THE INPUT:
-=-=-=-=-
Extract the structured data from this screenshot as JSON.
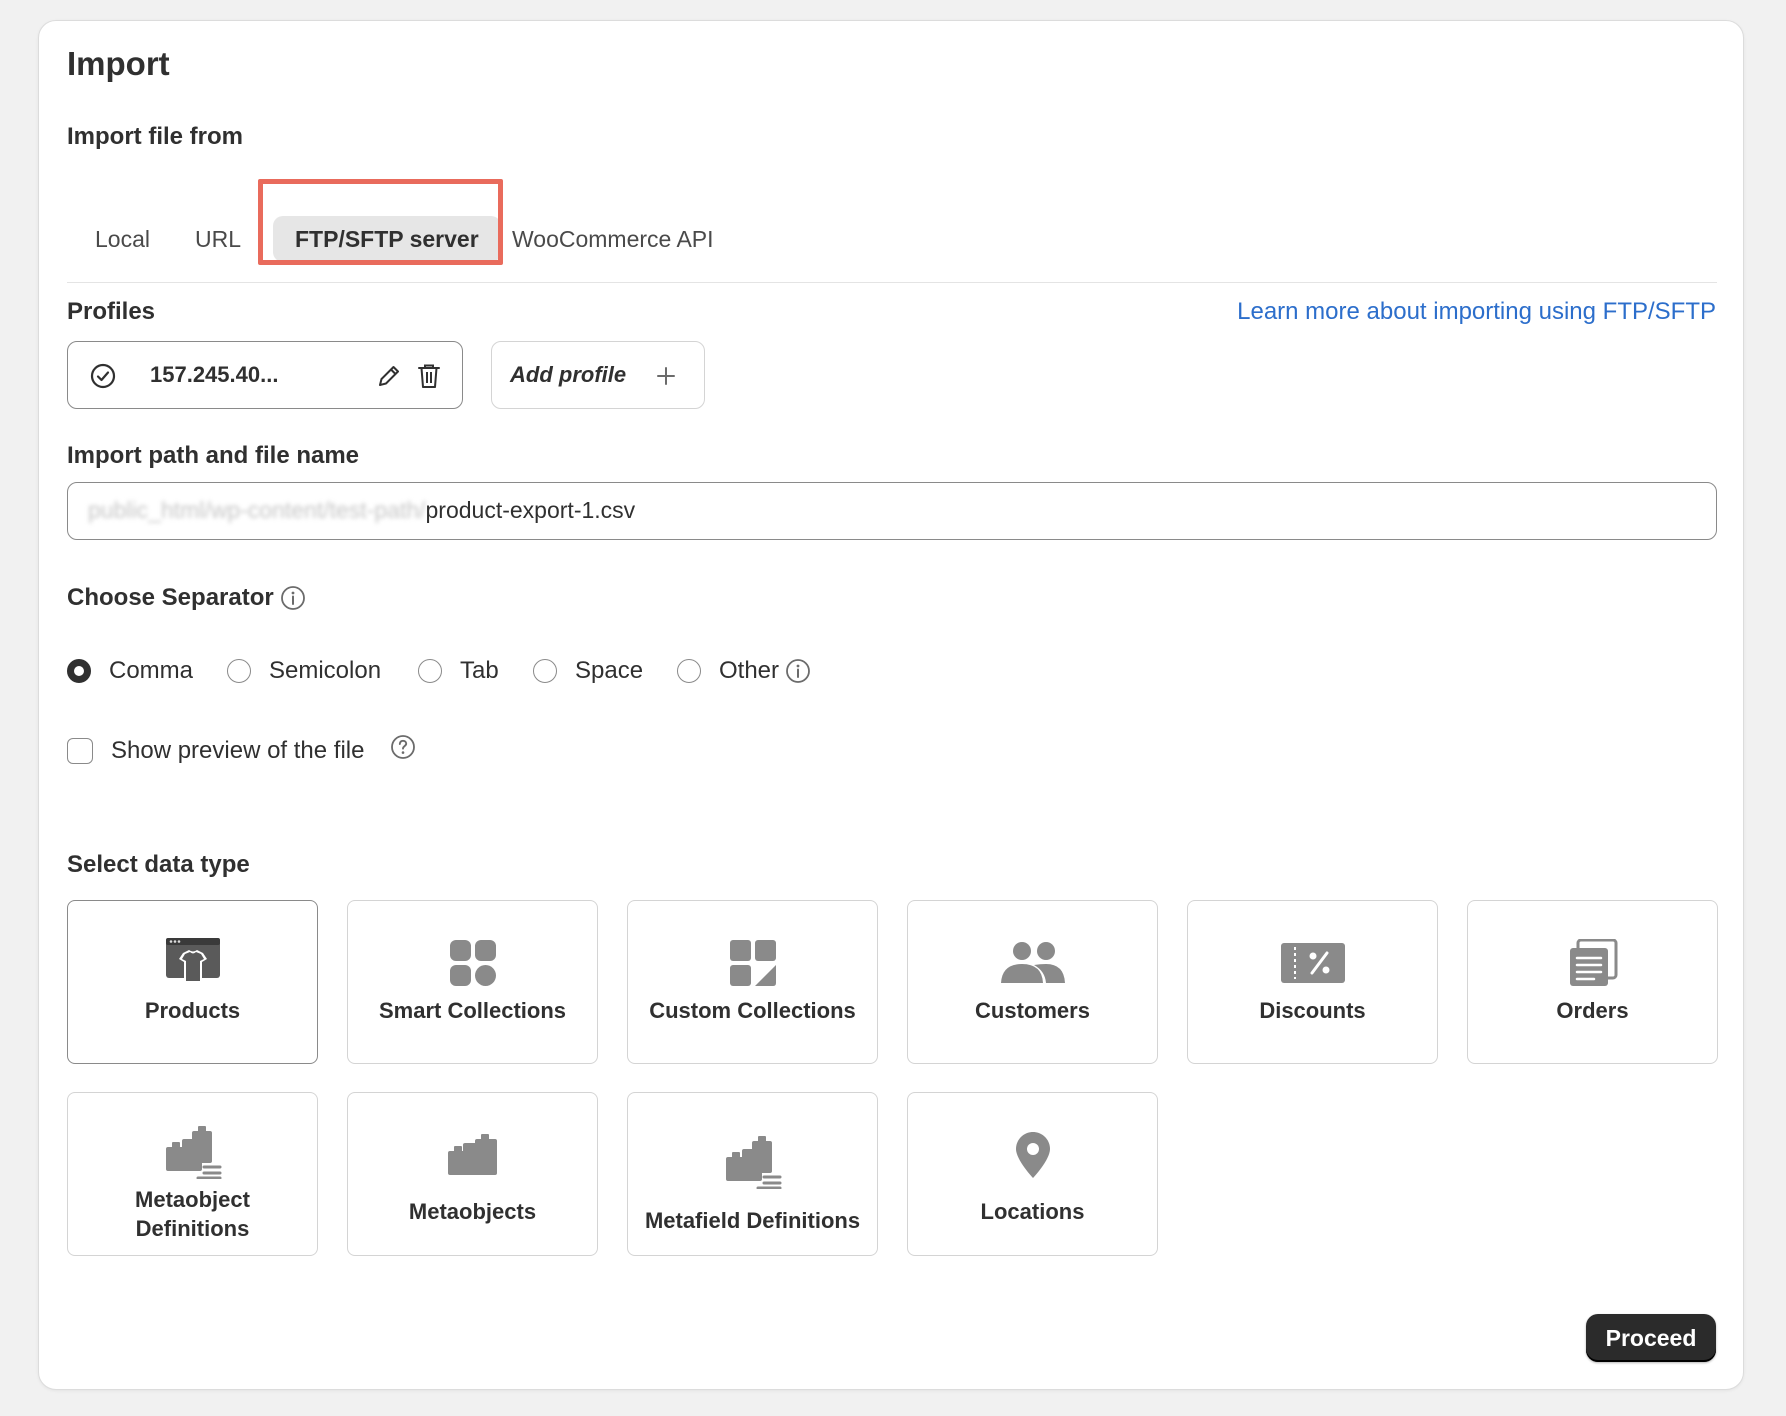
{
  "page": {
    "title": "Import"
  },
  "import_from": {
    "label": "Import file from",
    "tabs": [
      {
        "label": "Local",
        "active": false
      },
      {
        "label": "URL",
        "active": false
      },
      {
        "label": "FTP/SFTP server",
        "active": true
      },
      {
        "label": "WooCommerce API",
        "active": false
      }
    ]
  },
  "profiles": {
    "label": "Profiles",
    "learn_more": "Learn more about importing using FTP/SFTP",
    "current": {
      "host": "157.245.40..."
    },
    "add_label": "Add profile"
  },
  "path": {
    "label": "Import path and file name",
    "blurred_prefix": "public_html/wp-content/test-path/",
    "filename": "product-export-1.csv"
  },
  "separator": {
    "label": "Choose Separator",
    "options": [
      {
        "label": "Comma",
        "checked": true
      },
      {
        "label": "Semicolon",
        "checked": false
      },
      {
        "label": "Tab",
        "checked": false
      },
      {
        "label": "Space",
        "checked": false
      },
      {
        "label": "Other",
        "checked": false
      }
    ]
  },
  "preview": {
    "label": "Show preview of the file",
    "checked": false
  },
  "data_type": {
    "label": "Select data type",
    "items": [
      {
        "label": "Products",
        "icon": "products-icon",
        "selected": true
      },
      {
        "label": "Smart Collections",
        "icon": "smart-collections-icon",
        "selected": false
      },
      {
        "label": "Custom Collections",
        "icon": "custom-collections-icon",
        "selected": false
      },
      {
        "label": "Customers",
        "icon": "customers-icon",
        "selected": false
      },
      {
        "label": "Discounts",
        "icon": "discounts-icon",
        "selected": false
      },
      {
        "label": "Orders",
        "icon": "orders-icon",
        "selected": false
      },
      {
        "label": "Metaobject\nDefinitions",
        "icon": "metaobject-definitions-icon",
        "selected": false
      },
      {
        "label": "Metaobjects",
        "icon": "metaobjects-icon",
        "selected": false
      },
      {
        "label": "Metafield Definitions",
        "icon": "metafield-definitions-icon",
        "selected": false
      },
      {
        "label": "Locations",
        "icon": "locations-icon",
        "selected": false
      }
    ]
  },
  "actions": {
    "proceed": "Proceed"
  },
  "colors": {
    "accent": "#e96b5c",
    "link": "#2c6ecb",
    "primary_button": "#2b2b2b"
  }
}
-=-=-=-=-
THE EXERCISE:
Search the data for the string "icon". List each line that has it.

CORRECT RESPONSE:
        "icon": "products-icon",
        "icon": "smart-collections-icon",
        "icon": "custom-collections-icon",
        "icon": "customers-icon",
        "icon": "discounts-icon",
        "icon": "orders-icon",
        "icon": "metaobject-definitions-icon",
        "icon": "metaobjects-icon",
        "icon": "metafield-definitions-icon",
        "icon": "locations-icon",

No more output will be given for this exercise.